# [STATED PROBLEM]
Each entry below is to be extracted exactly.

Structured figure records
○ ○ ○ ○

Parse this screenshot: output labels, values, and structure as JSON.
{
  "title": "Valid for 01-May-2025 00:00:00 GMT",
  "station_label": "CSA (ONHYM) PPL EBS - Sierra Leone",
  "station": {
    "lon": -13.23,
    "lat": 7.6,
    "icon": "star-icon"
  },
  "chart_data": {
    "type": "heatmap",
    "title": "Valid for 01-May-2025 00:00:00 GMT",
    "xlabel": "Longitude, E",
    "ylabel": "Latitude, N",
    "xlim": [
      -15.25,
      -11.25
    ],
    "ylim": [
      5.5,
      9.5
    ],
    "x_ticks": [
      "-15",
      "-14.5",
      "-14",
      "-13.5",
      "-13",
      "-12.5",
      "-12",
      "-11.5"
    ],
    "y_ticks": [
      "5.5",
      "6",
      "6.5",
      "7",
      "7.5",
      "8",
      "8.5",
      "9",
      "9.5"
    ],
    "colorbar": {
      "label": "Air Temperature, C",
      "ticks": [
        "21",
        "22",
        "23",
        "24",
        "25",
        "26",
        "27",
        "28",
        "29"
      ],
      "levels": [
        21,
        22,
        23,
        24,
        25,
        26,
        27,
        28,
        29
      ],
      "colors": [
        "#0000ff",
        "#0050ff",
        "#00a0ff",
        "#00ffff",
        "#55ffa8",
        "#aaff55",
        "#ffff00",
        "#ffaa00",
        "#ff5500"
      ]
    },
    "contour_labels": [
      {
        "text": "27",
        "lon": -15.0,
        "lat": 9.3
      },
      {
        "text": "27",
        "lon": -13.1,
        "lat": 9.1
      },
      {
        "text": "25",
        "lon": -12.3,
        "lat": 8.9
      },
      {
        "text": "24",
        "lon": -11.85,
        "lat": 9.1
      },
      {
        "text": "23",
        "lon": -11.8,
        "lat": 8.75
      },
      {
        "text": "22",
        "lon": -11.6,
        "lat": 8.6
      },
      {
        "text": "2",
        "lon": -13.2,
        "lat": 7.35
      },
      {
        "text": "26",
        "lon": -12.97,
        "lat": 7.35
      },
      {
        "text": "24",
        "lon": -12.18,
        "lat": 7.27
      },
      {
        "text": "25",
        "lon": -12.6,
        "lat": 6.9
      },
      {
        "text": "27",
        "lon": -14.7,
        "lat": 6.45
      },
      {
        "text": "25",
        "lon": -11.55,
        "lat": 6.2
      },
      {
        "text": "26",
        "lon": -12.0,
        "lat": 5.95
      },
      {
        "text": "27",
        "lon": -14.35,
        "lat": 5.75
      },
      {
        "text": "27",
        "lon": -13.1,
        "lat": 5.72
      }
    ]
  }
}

○ ○ ○ ○

# [SOLUTION TO THIS EXERCISE]
Parse this screenshot: output labels, values, and structure as JSON.
{
  "title": "Valid for 01-May-2025 00:00:00 GMT",
  "station_label": "CSA (ONHYM) PPL EBS - Sierra Leone",
  "station": {
    "lon": -13.23,
    "lat": 7.6,
    "icon": "star-icon"
  },
  "chart_data": {
    "type": "heatmap",
    "title": "Valid for 01-May-2025 00:00:00 GMT",
    "xlabel": "Longitude, E",
    "ylabel": "Latitude, N",
    "xlim": [
      -15.25,
      -11.25
    ],
    "ylim": [
      5.5,
      9.5
    ],
    "x_ticks": [
      "-15",
      "-14.5",
      "-14",
      "-13.5",
      "-13",
      "-12.5",
      "-12",
      "-11.5"
    ],
    "y_ticks": [
      "5.5",
      "6",
      "6.5",
      "7",
      "7.5",
      "8",
      "8.5",
      "9",
      "9.5"
    ],
    "colorbar": {
      "label": "Air Temperature, C",
      "ticks": [
        "21",
        "22",
        "23",
        "24",
        "25",
        "26",
        "27",
        "28",
        "29"
      ],
      "levels": [
        21,
        22,
        23,
        24,
        25,
        26,
        27,
        28,
        29
      ],
      "colors": [
        "#0000ff",
        "#0050ff",
        "#00a0ff",
        "#00ffff",
        "#55ffa8",
        "#aaff55",
        "#ffff00",
        "#ffaa00",
        "#ff5500"
      ]
    },
    "contour_labels": [
      {
        "text": "27",
        "lon": -15.0,
        "lat": 9.3
      },
      {
        "text": "27",
        "lon": -13.1,
        "lat": 9.1
      },
      {
        "text": "25",
        "lon": -12.3,
        "lat": 8.9
      },
      {
        "text": "24",
        "lon": -11.85,
        "lat": 9.1
      },
      {
        "text": "23",
        "lon": -11.8,
        "lat": 8.75
      },
      {
        "text": "22",
        "lon": -11.6,
        "lat": 8.6
      },
      {
        "text": "2",
        "lon": -13.2,
        "lat": 7.35
      },
      {
        "text": "26",
        "lon": -12.97,
        "lat": 7.35
      },
      {
        "text": "24",
        "lon": -12.18,
        "lat": 7.27
      },
      {
        "text": "25",
        "lon": -12.6,
        "lat": 6.9
      },
      {
        "text": "27",
        "lon": -14.7,
        "lat": 6.45
      },
      {
        "text": "25",
        "lon": -11.55,
        "lat": 6.2
      },
      {
        "text": "26",
        "lon": -12.0,
        "lat": 5.95
      },
      {
        "text": "27",
        "lon": -14.35,
        "lat": 5.75
      },
      {
        "text": "27",
        "lon": -13.1,
        "lat": 5.72
      }
    ]
  }
}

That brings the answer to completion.